- _TASK DIRECTIONS_
Reproduce the listing word for word. Skip any image.

- _STORED ROWS_
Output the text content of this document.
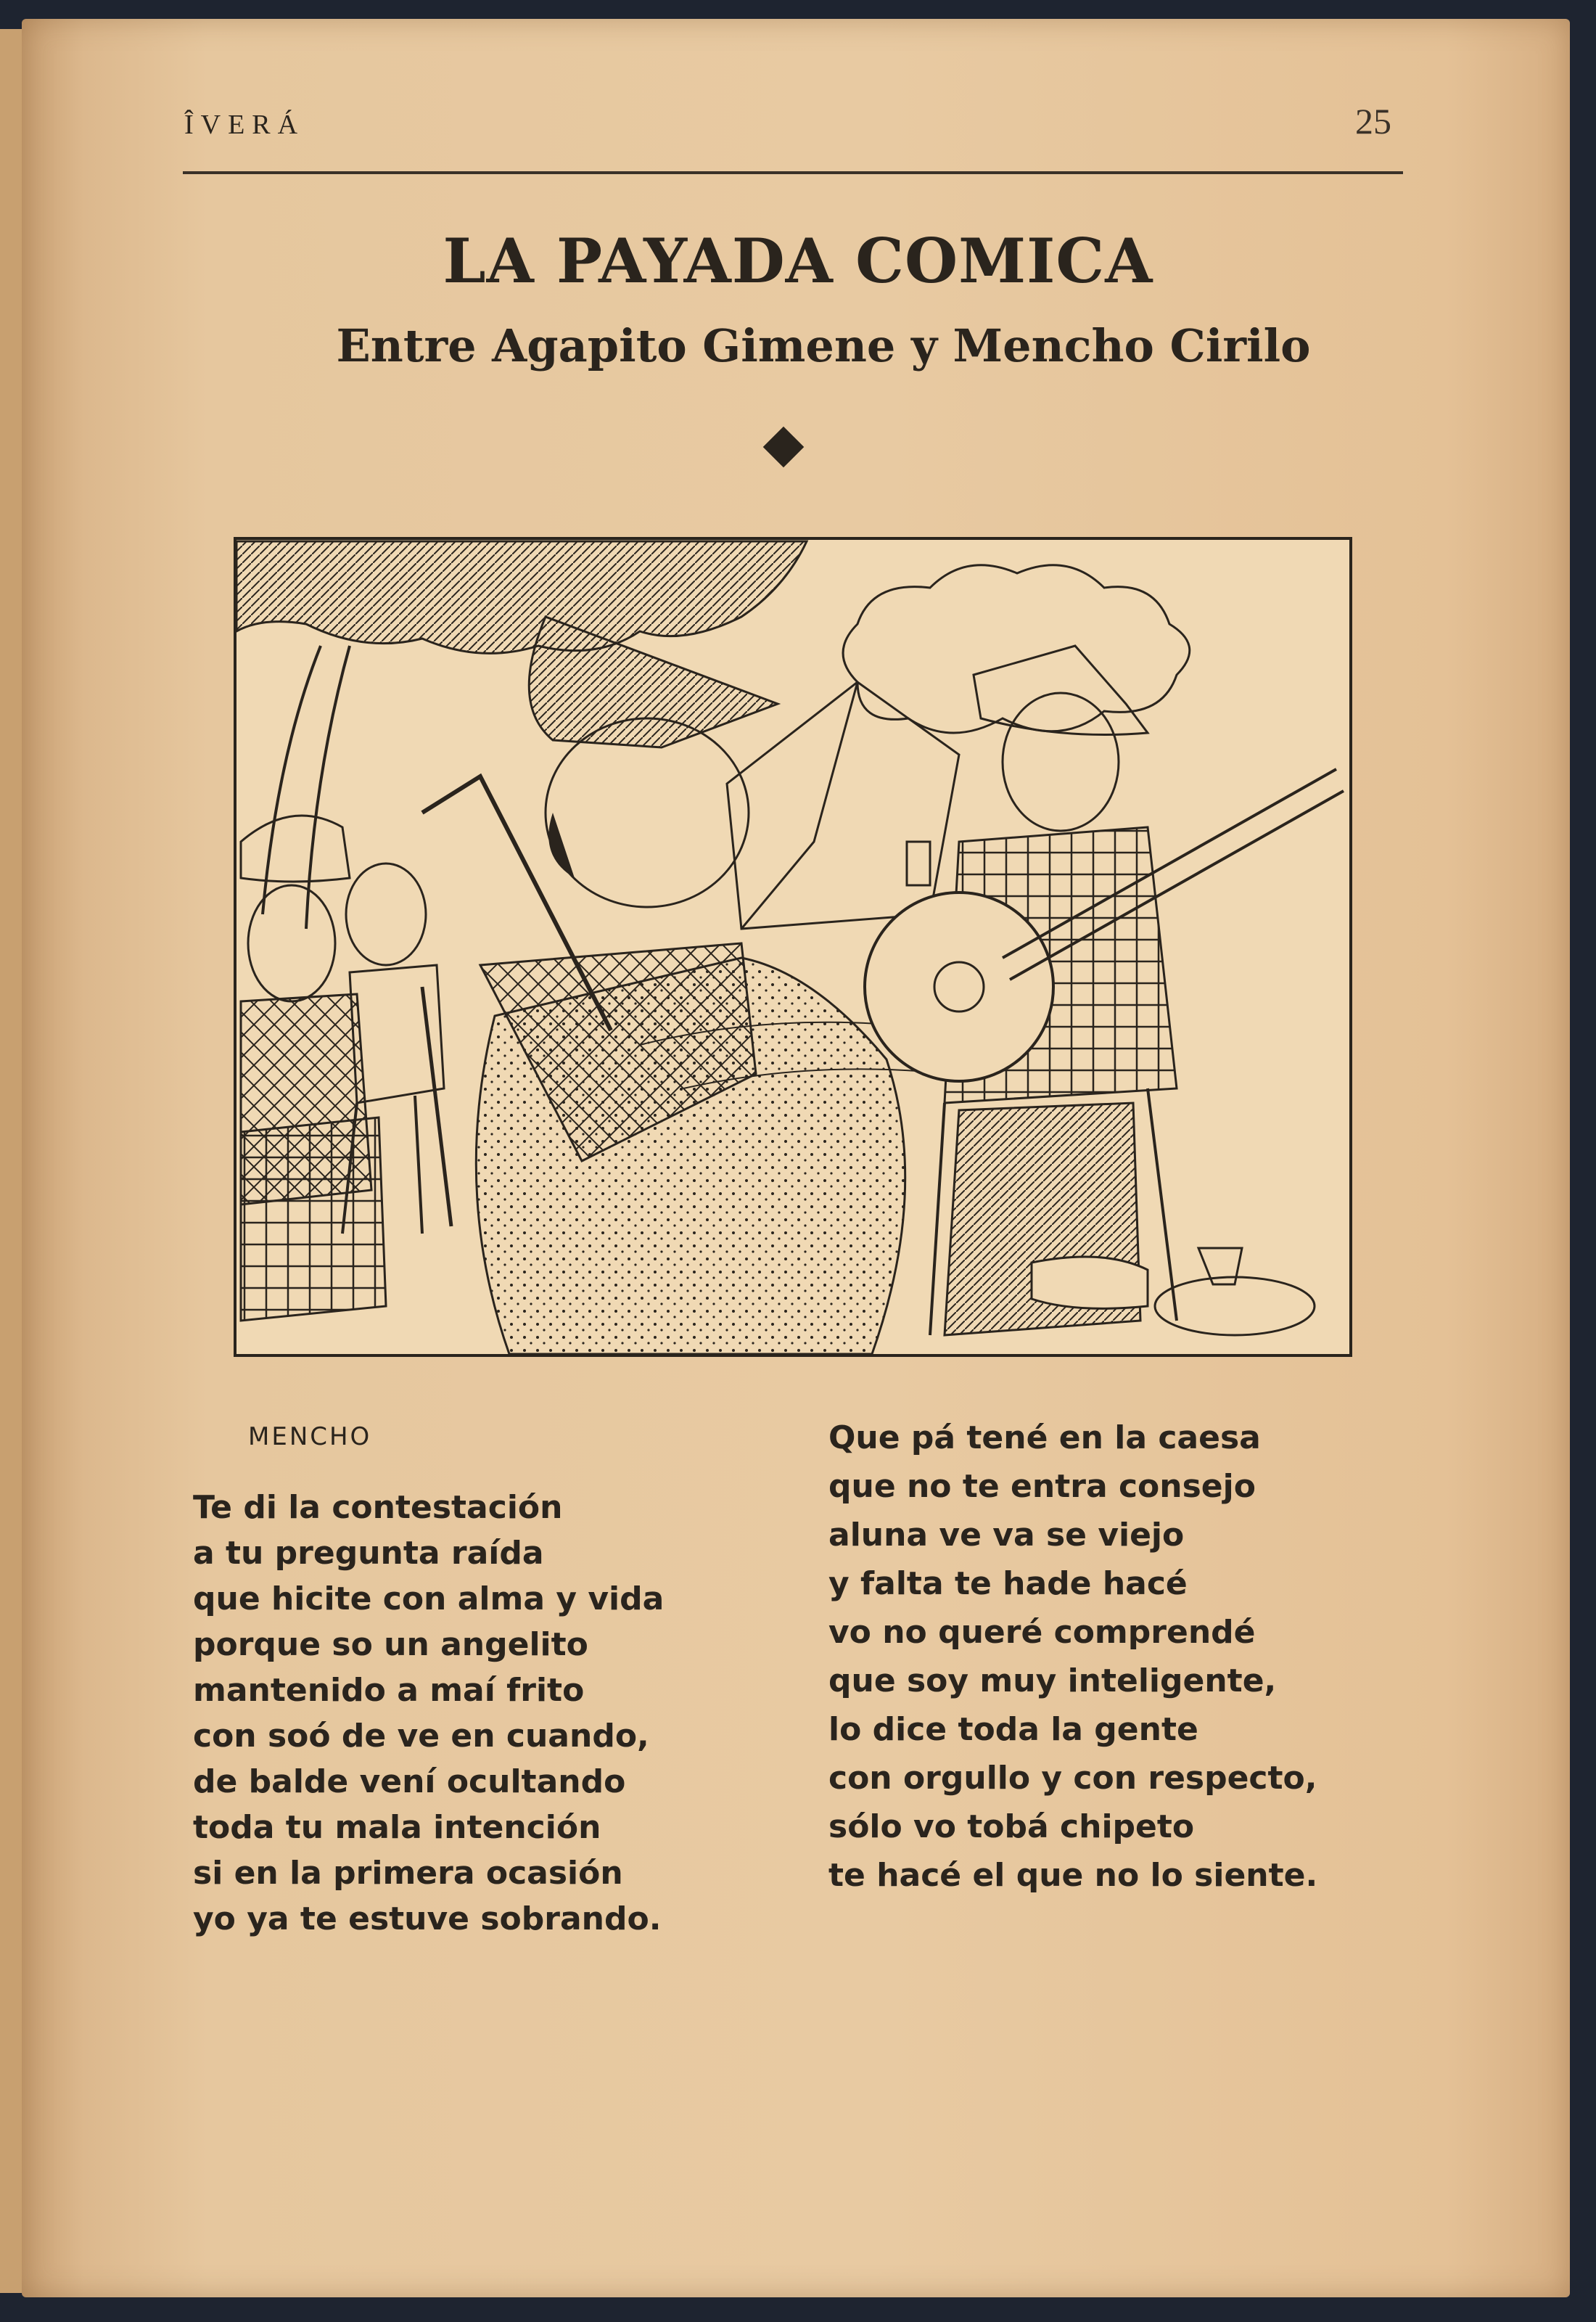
ÎVERÁ	25
LA PAYADA COMICA
Entre Agapito Gimene y Mencho Cirilo
MENCHO
Te di la contestación
a tu pregunta raída
que hicite con alma y vida
porque so un angelito
mantenido a maí frito
con soó de ve en cuando,
de balde vení ocultando
toda tu mala intención
si en la primera ocasión
yo ya te estuve sobrando.
Que pá tené en la caesa
que no te entra consejo
aluna ve va se viejo
y falta te hade hacé
vo no queré comprendé
que soy muy inteligente,
lo dice toda la gente
con orgullo y con respecto,
sólo vo tobá chipeto
te hacé el que no lo siente.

- _COMPLETE RESPONSE_
Output the text content of this document.
ÎVERÁ	25
LA PAYADA COMICA
Entre Agapito Gimene y Mencho Cirilo
MENCHO
Te di la contestación
a tu pregunta raída
que hicite con alma y vida
porque so un angelito
mantenido a maí frito
con soó de ve en cuando,
de balde vení ocultando
toda tu mala intención
si en la primera ocasión
yo ya te estuve sobrando.
Que pá tené en la caesa
que no te entra consejo
aluna ve va se viejo
y falta te hade hacé
vo no queré comprendé
que soy muy inteligente,
lo dice toda la gente
con orgullo y con respecto,
sólo vo tobá chipeto
te hacé el que no lo siente.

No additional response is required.